_Request_: All of the entries must be reproduced exactly, with no images carried over.

**** Data for this task

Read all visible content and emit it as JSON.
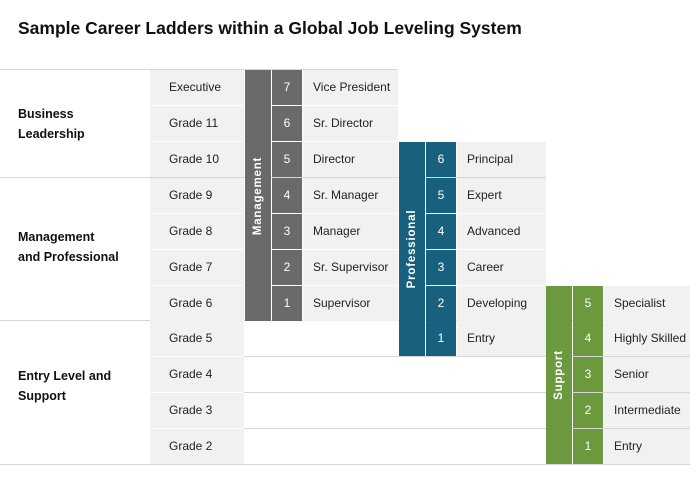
{
  "title": "Sample Career Ladders within a Global Job Leveling System",
  "groups": [
    {
      "line1": "Business",
      "line2": "Leadership"
    },
    {
      "line1": "Management",
      "line2": "and Professional"
    },
    {
      "line1": "Entry Level and",
      "line2": "Support"
    }
  ],
  "grades": [
    "Executive",
    "Grade 11",
    "Grade 10",
    "Grade 9",
    "Grade 8",
    "Grade 7",
    "Grade 6",
    "Grade 5",
    "Grade 4",
    "Grade 3",
    "Grade 2"
  ],
  "ladders": {
    "management": {
      "label": "Management",
      "color": "#6a6a6a",
      "levels": [
        {
          "num": "7",
          "title": "Vice President"
        },
        {
          "num": "6",
          "title": "Sr. Director"
        },
        {
          "num": "5",
          "title": "Director"
        },
        {
          "num": "4",
          "title": "Sr. Manager"
        },
        {
          "num": "3",
          "title": "Manager"
        },
        {
          "num": "2",
          "title": "Sr. Supervisor"
        },
        {
          "num": "1",
          "title": "Supervisor"
        }
      ]
    },
    "professional": {
      "label": "Professional",
      "color": "#17607e",
      "levels": [
        {
          "num": "6",
          "title": "Principal"
        },
        {
          "num": "5",
          "title": "Expert"
        },
        {
          "num": "4",
          "title": "Advanced"
        },
        {
          "num": "3",
          "title": "Career"
        },
        {
          "num": "2",
          "title": "Developing"
        },
        {
          "num": "1",
          "title": "Entry"
        }
      ]
    },
    "support": {
      "label": "Support",
      "color": "#6b9a3e",
      "levels": [
        {
          "num": "5",
          "title": "Specialist"
        },
        {
          "num": "4",
          "title": "Highly Skilled"
        },
        {
          "num": "3",
          "title": "Senior"
        },
        {
          "num": "2",
          "title": "Intermediate"
        },
        {
          "num": "1",
          "title": "Entry"
        }
      ]
    }
  }
}
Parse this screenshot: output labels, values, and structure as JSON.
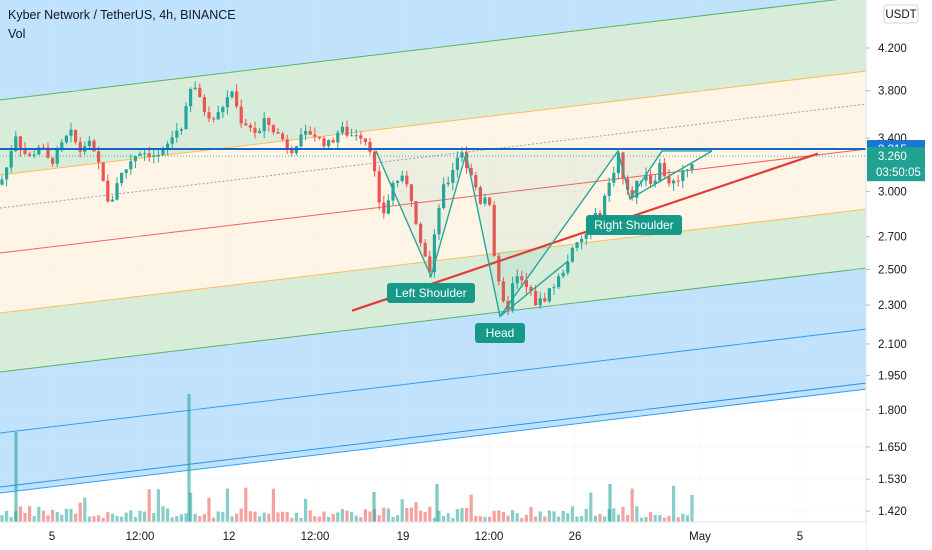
{
  "header": {
    "symbol": "Kyber Network / TetherUS, 4h, BINANCE",
    "indicator": "Vol"
  },
  "currency": "USDT",
  "chart_data": {
    "type": "candlestick",
    "title": "Kyber Network / TetherUS, 4h, BINANCE",
    "y_scale": "log",
    "ylim": [
      1.4,
      4.4
    ],
    "y_ticks": [
      "4.200",
      "3.800",
      "3.400",
      "3.000",
      "2.700",
      "2.500",
      "2.300",
      "2.100",
      "1.950",
      "1.800",
      "1.650",
      "1.530",
      "1.420"
    ],
    "x_ticks": [
      "5",
      "12:00",
      "12",
      "12:00",
      "19",
      "12:00",
      "26",
      "May",
      "5"
    ],
    "resistance_level": 3.315,
    "current_price": 3.26,
    "countdown": "03:50:05",
    "price_path": [
      [
        0,
        3.05
      ],
      [
        8,
        3.2
      ],
      [
        15,
        3.45
      ],
      [
        22,
        3.3
      ],
      [
        30,
        3.25
      ],
      [
        40,
        3.35
      ],
      [
        50,
        3.2
      ],
      [
        60,
        3.32
      ],
      [
        70,
        3.45
      ],
      [
        80,
        3.3
      ],
      [
        88,
        3.38
      ],
      [
        95,
        3.25
      ],
      [
        102,
        3.15
      ],
      [
        108,
        2.9
      ],
      [
        112,
        2.95
      ],
      [
        118,
        3.1
      ],
      [
        125,
        3.15
      ],
      [
        132,
        3.25
      ],
      [
        140,
        3.3
      ],
      [
        150,
        3.28
      ],
      [
        160,
        3.25
      ],
      [
        168,
        3.35
      ],
      [
        175,
        3.45
      ],
      [
        182,
        3.5
      ],
      [
        188,
        3.7
      ],
      [
        193,
        3.9
      ],
      [
        198,
        3.75
      ],
      [
        205,
        3.62
      ],
      [
        215,
        3.55
      ],
      [
        225,
        3.7
      ],
      [
        232,
        3.8
      ],
      [
        240,
        3.55
      ],
      [
        250,
        3.5
      ],
      [
        258,
        3.42
      ],
      [
        265,
        3.55
      ],
      [
        275,
        3.45
      ],
      [
        282,
        3.4
      ],
      [
        290,
        3.3
      ],
      [
        298,
        3.38
      ],
      [
        305,
        3.42
      ],
      [
        312,
        3.45
      ],
      [
        320,
        3.38
      ],
      [
        330,
        3.35
      ],
      [
        340,
        3.48
      ],
      [
        350,
        3.42
      ],
      [
        358,
        3.45
      ],
      [
        366,
        3.38
      ],
      [
        372,
        3.3
      ],
      [
        378,
        2.9
      ],
      [
        385,
        2.85
      ],
      [
        392,
        3.05
      ],
      [
        400,
        3.1
      ],
      [
        406,
        3.05
      ],
      [
        412,
        2.95
      ],
      [
        418,
        2.75
      ],
      [
        425,
        2.6
      ],
      [
        431,
        2.45
      ],
      [
        436,
        2.8
      ],
      [
        442,
        3.0
      ],
      [
        450,
        3.1
      ],
      [
        456,
        3.25
      ],
      [
        462,
        3.3
      ],
      [
        468,
        3.15
      ],
      [
        475,
        3.05
      ],
      [
        482,
        2.9
      ],
      [
        488,
        3.05
      ],
      [
        494,
        2.6
      ],
      [
        500,
        2.35
      ],
      [
        506,
        2.25
      ],
      [
        512,
        2.4
      ],
      [
        518,
        2.45
      ],
      [
        525,
        2.4
      ],
      [
        532,
        2.35
      ],
      [
        538,
        2.3
      ],
      [
        545,
        2.35
      ],
      [
        552,
        2.4
      ],
      [
        560,
        2.45
      ],
      [
        566,
        2.55
      ],
      [
        572,
        2.6
      ],
      [
        578,
        2.65
      ],
      [
        585,
        2.7
      ],
      [
        592,
        2.8
      ],
      [
        600,
        2.85
      ],
      [
        606,
        3.0
      ],
      [
        612,
        3.1
      ],
      [
        618,
        3.3
      ],
      [
        624,
        3.05
      ],
      [
        630,
        2.95
      ],
      [
        637,
        3.05
      ],
      [
        645,
        3.15
      ],
      [
        652,
        3.05
      ],
      [
        660,
        3.2
      ],
      [
        666,
        3.1
      ],
      [
        672,
        3.05
      ],
      [
        678,
        3.1
      ],
      [
        684,
        3.15
      ],
      [
        690,
        3.2
      ],
      [
        696,
        3.26
      ]
    ],
    "annotations": [
      "Left Shoulder",
      "Head",
      "Right Shoulder"
    ],
    "volume_series": "Vol"
  },
  "colors": {
    "up": "#26a69a",
    "down": "#ef5350",
    "resistance": "#1565c0",
    "neckline": "#e53935",
    "label_bg": "#17998a",
    "price_badge": "#1976d2",
    "current_badge": "#20a192"
  }
}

********

_Response below_:
Read all visible content and emit it as JSON.
{
  "title": "Sample Career Ladders within a Global Job Leveling System",
  "groups": [
    {
      "line1": "Business",
      "line2": "Leadership"
    },
    {
      "line1": "Management",
      "line2": "and Professional"
    },
    {
      "line1": "Entry Level and",
      "line2": "Support"
    }
  ],
  "grades": [
    "Executive",
    "Grade 11",
    "Grade 10",
    "Grade 9",
    "Grade 8",
    "Grade 7",
    "Grade 6",
    "Grade 5",
    "Grade 4",
    "Grade 3",
    "Grade 2"
  ],
  "ladders": {
    "management": {
      "label": "Management",
      "color": "#6a6a6a",
      "levels": [
        {
          "num": "7",
          "title": "Vice President"
        },
        {
          "num": "6",
          "title": "Sr. Director"
        },
        {
          "num": "5",
          "title": "Director"
        },
        {
          "num": "4",
          "title": "Sr. Manager"
        },
        {
          "num": "3",
          "title": "Manager"
        },
        {
          "num": "2",
          "title": "Sr. Supervisor"
        },
        {
          "num": "1",
          "title": "Supervisor"
        }
      ]
    },
    "professional": {
      "label": "Professional",
      "color": "#17607e",
      "levels": [
        {
          "num": "6",
          "title": "Principal"
        },
        {
          "num": "5",
          "title": "Expert"
        },
        {
          "num": "4",
          "title": "Advanced"
        },
        {
          "num": "3",
          "title": "Career"
        },
        {
          "num": "2",
          "title": "Developing"
        },
        {
          "num": "1",
          "title": "Entry"
        }
      ]
    },
    "support": {
      "label": "Support",
      "color": "#6b9a3e",
      "levels": [
        {
          "num": "5",
          "title": "Specialist"
        },
        {
          "num": "4",
          "title": "Highly Skilled"
        },
        {
          "num": "3",
          "title": "Senior"
        },
        {
          "num": "2",
          "title": "Intermediate"
        },
        {
          "num": "1",
          "title": "Entry"
        }
      ]
    }
  }
}
Parse this screenshot: output labels, values, and structure as JSON.
{
  "header": {
    "symbol": "Kyber Network / TetherUS, 4h, BINANCE",
    "indicator": "Vol"
  },
  "currency": "USDT",
  "chart_data": {
    "type": "candlestick",
    "title": "Kyber Network / TetherUS, 4h, BINANCE",
    "y_scale": "log",
    "ylim": [
      1.4,
      4.4
    ],
    "y_ticks": [
      "4.200",
      "3.800",
      "3.400",
      "3.000",
      "2.700",
      "2.500",
      "2.300",
      "2.100",
      "1.950",
      "1.800",
      "1.650",
      "1.530",
      "1.420"
    ],
    "x_ticks": [
      "5",
      "12:00",
      "12",
      "12:00",
      "19",
      "12:00",
      "26",
      "May",
      "5"
    ],
    "resistance_level": 3.315,
    "current_price": 3.26,
    "countdown": "03:50:05",
    "price_path": [
      [
        0,
        3.05
      ],
      [
        8,
        3.2
      ],
      [
        15,
        3.45
      ],
      [
        22,
        3.3
      ],
      [
        30,
        3.25
      ],
      [
        40,
        3.35
      ],
      [
        50,
        3.2
      ],
      [
        60,
        3.32
      ],
      [
        70,
        3.45
      ],
      [
        80,
        3.3
      ],
      [
        88,
        3.38
      ],
      [
        95,
        3.25
      ],
      [
        102,
        3.15
      ],
      [
        108,
        2.9
      ],
      [
        112,
        2.95
      ],
      [
        118,
        3.1
      ],
      [
        125,
        3.15
      ],
      [
        132,
        3.25
      ],
      [
        140,
        3.3
      ],
      [
        150,
        3.28
      ],
      [
        160,
        3.25
      ],
      [
        168,
        3.35
      ],
      [
        175,
        3.45
      ],
      [
        182,
        3.5
      ],
      [
        188,
        3.7
      ],
      [
        193,
        3.9
      ],
      [
        198,
        3.75
      ],
      [
        205,
        3.62
      ],
      [
        215,
        3.55
      ],
      [
        225,
        3.7
      ],
      [
        232,
        3.8
      ],
      [
        240,
        3.55
      ],
      [
        250,
        3.5
      ],
      [
        258,
        3.42
      ],
      [
        265,
        3.55
      ],
      [
        275,
        3.45
      ],
      [
        282,
        3.4
      ],
      [
        290,
        3.3
      ],
      [
        298,
        3.38
      ],
      [
        305,
        3.42
      ],
      [
        312,
        3.45
      ],
      [
        320,
        3.38
      ],
      [
        330,
        3.35
      ],
      [
        340,
        3.48
      ],
      [
        350,
        3.42
      ],
      [
        358,
        3.45
      ],
      [
        366,
        3.38
      ],
      [
        372,
        3.3
      ],
      [
        378,
        2.9
      ],
      [
        385,
        2.85
      ],
      [
        392,
        3.05
      ],
      [
        400,
        3.1
      ],
      [
        406,
        3.05
      ],
      [
        412,
        2.95
      ],
      [
        418,
        2.75
      ],
      [
        425,
        2.6
      ],
      [
        431,
        2.45
      ],
      [
        436,
        2.8
      ],
      [
        442,
        3.0
      ],
      [
        450,
        3.1
      ],
      [
        456,
        3.25
      ],
      [
        462,
        3.3
      ],
      [
        468,
        3.15
      ],
      [
        475,
        3.05
      ],
      [
        482,
        2.9
      ],
      [
        488,
        3.05
      ],
      [
        494,
        2.6
      ],
      [
        500,
        2.35
      ],
      [
        506,
        2.25
      ],
      [
        512,
        2.4
      ],
      [
        518,
        2.45
      ],
      [
        525,
        2.4
      ],
      [
        532,
        2.35
      ],
      [
        538,
        2.3
      ],
      [
        545,
        2.35
      ],
      [
        552,
        2.4
      ],
      [
        560,
        2.45
      ],
      [
        566,
        2.55
      ],
      [
        572,
        2.6
      ],
      [
        578,
        2.65
      ],
      [
        585,
        2.7
      ],
      [
        592,
        2.8
      ],
      [
        600,
        2.85
      ],
      [
        606,
        3.0
      ],
      [
        612,
        3.1
      ],
      [
        618,
        3.3
      ],
      [
        624,
        3.05
      ],
      [
        630,
        2.95
      ],
      [
        637,
        3.05
      ],
      [
        645,
        3.15
      ],
      [
        652,
        3.05
      ],
      [
        660,
        3.2
      ],
      [
        666,
        3.1
      ],
      [
        672,
        3.05
      ],
      [
        678,
        3.1
      ],
      [
        684,
        3.15
      ],
      [
        690,
        3.2
      ],
      [
        696,
        3.26
      ]
    ],
    "annotations": [
      "Left Shoulder",
      "Head",
      "Right Shoulder"
    ],
    "volume_series": "Vol"
  },
  "colors": {
    "up": "#26a69a",
    "down": "#ef5350",
    "resistance": "#1565c0",
    "neckline": "#e53935",
    "label_bg": "#17998a",
    "price_badge": "#1976d2",
    "current_badge": "#20a192"
  }
}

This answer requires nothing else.